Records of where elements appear
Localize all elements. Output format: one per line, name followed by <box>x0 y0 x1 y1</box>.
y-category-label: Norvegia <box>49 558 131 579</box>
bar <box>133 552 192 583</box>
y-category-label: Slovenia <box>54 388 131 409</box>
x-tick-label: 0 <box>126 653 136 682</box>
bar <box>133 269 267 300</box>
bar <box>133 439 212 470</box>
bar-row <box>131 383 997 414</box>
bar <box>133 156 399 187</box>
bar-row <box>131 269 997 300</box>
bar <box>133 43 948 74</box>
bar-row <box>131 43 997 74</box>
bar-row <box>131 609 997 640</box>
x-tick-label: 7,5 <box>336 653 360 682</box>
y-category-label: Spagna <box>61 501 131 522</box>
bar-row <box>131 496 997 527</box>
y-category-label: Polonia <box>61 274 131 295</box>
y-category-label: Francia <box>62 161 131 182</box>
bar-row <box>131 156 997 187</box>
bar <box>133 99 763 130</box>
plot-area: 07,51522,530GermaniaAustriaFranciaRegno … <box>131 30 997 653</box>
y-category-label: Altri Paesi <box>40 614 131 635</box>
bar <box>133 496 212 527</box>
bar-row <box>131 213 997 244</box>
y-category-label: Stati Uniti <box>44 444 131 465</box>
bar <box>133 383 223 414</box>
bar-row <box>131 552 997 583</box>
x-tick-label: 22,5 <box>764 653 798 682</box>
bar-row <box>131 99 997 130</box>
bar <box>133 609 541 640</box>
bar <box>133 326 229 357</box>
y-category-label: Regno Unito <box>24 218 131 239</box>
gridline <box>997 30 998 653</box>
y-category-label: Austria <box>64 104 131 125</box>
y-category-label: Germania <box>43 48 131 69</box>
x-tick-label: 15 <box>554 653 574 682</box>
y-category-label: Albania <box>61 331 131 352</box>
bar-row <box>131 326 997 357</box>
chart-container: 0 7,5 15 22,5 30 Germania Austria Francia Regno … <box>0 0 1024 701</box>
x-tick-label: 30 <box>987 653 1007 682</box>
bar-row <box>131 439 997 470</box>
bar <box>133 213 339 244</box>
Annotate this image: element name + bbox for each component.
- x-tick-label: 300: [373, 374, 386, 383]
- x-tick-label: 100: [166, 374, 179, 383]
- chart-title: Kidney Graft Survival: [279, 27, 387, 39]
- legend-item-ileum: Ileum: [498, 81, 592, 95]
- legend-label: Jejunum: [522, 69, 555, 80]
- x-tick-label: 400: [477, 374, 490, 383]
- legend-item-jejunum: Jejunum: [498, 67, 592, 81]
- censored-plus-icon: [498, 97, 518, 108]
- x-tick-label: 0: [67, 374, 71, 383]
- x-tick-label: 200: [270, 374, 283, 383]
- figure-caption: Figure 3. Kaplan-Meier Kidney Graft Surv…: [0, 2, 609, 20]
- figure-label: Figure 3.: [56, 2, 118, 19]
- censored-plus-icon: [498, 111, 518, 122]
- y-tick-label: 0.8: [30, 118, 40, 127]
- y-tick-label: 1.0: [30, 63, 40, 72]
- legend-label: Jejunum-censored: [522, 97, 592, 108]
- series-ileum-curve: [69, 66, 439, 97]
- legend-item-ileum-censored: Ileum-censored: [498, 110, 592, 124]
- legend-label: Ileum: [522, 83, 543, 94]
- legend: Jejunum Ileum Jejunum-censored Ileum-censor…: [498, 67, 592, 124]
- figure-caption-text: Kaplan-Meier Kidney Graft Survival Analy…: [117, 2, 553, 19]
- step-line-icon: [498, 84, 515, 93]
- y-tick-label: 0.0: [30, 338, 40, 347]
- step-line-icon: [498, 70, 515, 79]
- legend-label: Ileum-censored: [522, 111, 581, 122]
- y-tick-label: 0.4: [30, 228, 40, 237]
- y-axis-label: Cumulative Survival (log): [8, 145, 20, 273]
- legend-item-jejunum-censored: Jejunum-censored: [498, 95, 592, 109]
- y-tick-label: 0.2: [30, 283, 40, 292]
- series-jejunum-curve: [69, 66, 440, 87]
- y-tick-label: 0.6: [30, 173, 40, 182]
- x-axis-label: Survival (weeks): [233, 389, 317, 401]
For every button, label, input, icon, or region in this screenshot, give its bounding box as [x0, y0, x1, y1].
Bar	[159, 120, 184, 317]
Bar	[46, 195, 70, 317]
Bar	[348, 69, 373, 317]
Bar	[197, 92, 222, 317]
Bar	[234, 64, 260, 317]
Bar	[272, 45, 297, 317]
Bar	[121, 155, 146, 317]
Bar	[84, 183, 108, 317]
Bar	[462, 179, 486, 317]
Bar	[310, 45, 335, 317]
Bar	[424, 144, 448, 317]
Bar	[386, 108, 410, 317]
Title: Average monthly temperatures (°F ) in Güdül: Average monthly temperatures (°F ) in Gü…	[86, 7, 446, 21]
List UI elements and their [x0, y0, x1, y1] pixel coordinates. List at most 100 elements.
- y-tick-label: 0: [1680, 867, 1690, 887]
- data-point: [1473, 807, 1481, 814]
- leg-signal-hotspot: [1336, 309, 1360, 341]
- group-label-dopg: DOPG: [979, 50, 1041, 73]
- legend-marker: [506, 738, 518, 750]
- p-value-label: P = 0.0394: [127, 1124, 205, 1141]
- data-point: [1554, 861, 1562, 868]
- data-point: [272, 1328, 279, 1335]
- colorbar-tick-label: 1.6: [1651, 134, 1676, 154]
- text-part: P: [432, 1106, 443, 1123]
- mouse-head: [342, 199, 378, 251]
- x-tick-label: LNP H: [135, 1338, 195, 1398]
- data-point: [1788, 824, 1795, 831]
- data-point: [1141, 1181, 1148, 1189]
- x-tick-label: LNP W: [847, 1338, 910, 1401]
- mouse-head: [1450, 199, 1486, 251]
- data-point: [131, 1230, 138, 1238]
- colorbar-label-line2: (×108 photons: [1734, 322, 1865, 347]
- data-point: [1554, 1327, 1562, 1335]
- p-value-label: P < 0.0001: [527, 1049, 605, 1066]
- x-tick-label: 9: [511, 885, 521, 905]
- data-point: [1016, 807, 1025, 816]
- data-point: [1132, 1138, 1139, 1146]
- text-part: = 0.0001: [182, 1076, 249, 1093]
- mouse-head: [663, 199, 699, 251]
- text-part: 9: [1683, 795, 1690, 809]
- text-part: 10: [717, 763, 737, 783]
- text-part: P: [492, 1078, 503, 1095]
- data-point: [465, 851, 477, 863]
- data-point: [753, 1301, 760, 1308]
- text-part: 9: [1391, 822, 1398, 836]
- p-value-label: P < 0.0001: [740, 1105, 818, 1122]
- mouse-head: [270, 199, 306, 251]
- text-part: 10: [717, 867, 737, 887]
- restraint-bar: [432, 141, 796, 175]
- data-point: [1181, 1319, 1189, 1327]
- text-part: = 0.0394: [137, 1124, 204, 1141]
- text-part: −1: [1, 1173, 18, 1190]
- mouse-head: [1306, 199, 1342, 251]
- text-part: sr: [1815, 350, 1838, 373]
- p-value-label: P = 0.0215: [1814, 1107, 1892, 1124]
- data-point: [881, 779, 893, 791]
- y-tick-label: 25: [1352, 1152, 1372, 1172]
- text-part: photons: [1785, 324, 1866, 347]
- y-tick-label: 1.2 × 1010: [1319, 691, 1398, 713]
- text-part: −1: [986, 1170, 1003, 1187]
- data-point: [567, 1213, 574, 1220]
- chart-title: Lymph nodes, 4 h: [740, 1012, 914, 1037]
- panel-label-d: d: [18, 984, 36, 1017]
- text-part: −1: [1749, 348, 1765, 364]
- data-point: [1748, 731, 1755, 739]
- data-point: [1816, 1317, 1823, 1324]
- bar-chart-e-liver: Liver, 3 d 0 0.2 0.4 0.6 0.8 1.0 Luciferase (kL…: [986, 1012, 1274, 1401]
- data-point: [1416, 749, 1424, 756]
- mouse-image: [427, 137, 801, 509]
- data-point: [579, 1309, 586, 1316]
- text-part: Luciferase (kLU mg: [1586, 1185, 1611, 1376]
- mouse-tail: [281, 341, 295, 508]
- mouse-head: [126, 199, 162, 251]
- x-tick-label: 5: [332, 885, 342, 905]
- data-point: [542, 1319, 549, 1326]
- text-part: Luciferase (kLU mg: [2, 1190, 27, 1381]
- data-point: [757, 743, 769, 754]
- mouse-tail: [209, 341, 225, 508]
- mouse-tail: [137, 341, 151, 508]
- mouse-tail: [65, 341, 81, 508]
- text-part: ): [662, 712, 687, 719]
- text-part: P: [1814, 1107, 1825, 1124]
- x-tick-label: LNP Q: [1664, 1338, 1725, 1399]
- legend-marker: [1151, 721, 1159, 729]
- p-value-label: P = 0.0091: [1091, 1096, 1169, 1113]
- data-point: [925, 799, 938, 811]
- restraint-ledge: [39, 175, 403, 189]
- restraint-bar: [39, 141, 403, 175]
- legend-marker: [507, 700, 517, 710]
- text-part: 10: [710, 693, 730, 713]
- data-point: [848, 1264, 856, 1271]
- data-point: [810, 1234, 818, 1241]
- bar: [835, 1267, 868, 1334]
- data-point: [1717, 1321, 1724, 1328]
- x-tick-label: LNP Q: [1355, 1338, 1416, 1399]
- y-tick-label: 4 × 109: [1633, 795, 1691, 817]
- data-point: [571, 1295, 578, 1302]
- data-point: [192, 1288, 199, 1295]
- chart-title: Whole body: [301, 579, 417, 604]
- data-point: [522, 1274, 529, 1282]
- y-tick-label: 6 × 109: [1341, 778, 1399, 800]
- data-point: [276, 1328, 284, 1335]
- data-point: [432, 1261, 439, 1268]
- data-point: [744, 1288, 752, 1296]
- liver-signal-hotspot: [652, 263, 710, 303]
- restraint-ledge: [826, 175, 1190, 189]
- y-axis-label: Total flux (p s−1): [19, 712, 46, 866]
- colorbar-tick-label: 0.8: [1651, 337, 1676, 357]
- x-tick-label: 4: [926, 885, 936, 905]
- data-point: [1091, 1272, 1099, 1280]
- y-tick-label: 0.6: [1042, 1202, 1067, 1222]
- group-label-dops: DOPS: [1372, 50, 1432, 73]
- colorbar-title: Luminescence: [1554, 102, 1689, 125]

*Problem*.
Repeat the records word for word, beginning with the very first line and stopping after the line that contains "gridline <box>997 30 998 653</box>".

*Written answer*.
Localize all elements. Output format: one per line, name followed by <box>x0 y0 x1 y1</box>.
y-category-label: Norvegia <box>49 558 131 579</box>
bar <box>133 552 192 583</box>
y-category-label: Slovenia <box>54 388 131 409</box>
x-tick-label: 0 <box>126 653 136 682</box>
bar <box>133 269 267 300</box>
bar <box>133 439 212 470</box>
bar-row <box>131 383 997 414</box>
bar <box>133 156 399 187</box>
bar-row <box>131 269 997 300</box>
bar <box>133 43 948 74</box>
bar-row <box>131 43 997 74</box>
bar-row <box>131 609 997 640</box>
x-tick-label: 7,5 <box>336 653 360 682</box>
y-category-label: Spagna <box>61 501 131 522</box>
bar-row <box>131 496 997 527</box>
y-category-label: Polonia <box>61 274 131 295</box>
y-category-label: Francia <box>62 161 131 182</box>
bar-row <box>131 156 997 187</box>
bar <box>133 99 763 130</box>
plot-area: 07,51522,530GermaniaAustriaFranciaRegno … <box>131 30 997 653</box>
y-category-label: Altri Paesi <box>40 614 131 635</box>
bar <box>133 496 212 527</box>
bar-row <box>131 213 997 244</box>
y-category-label: Stati Uniti <box>44 444 131 465</box>
bar <box>133 383 223 414</box>
bar-row <box>131 552 997 583</box>
x-tick-label: 22,5 <box>764 653 798 682</box>
bar-row <box>131 99 997 130</box>
bar <box>133 609 541 640</box>
bar <box>133 326 229 357</box>
y-category-label: Regno Unito <box>24 218 131 239</box>
gridline <box>997 30 998 653</box>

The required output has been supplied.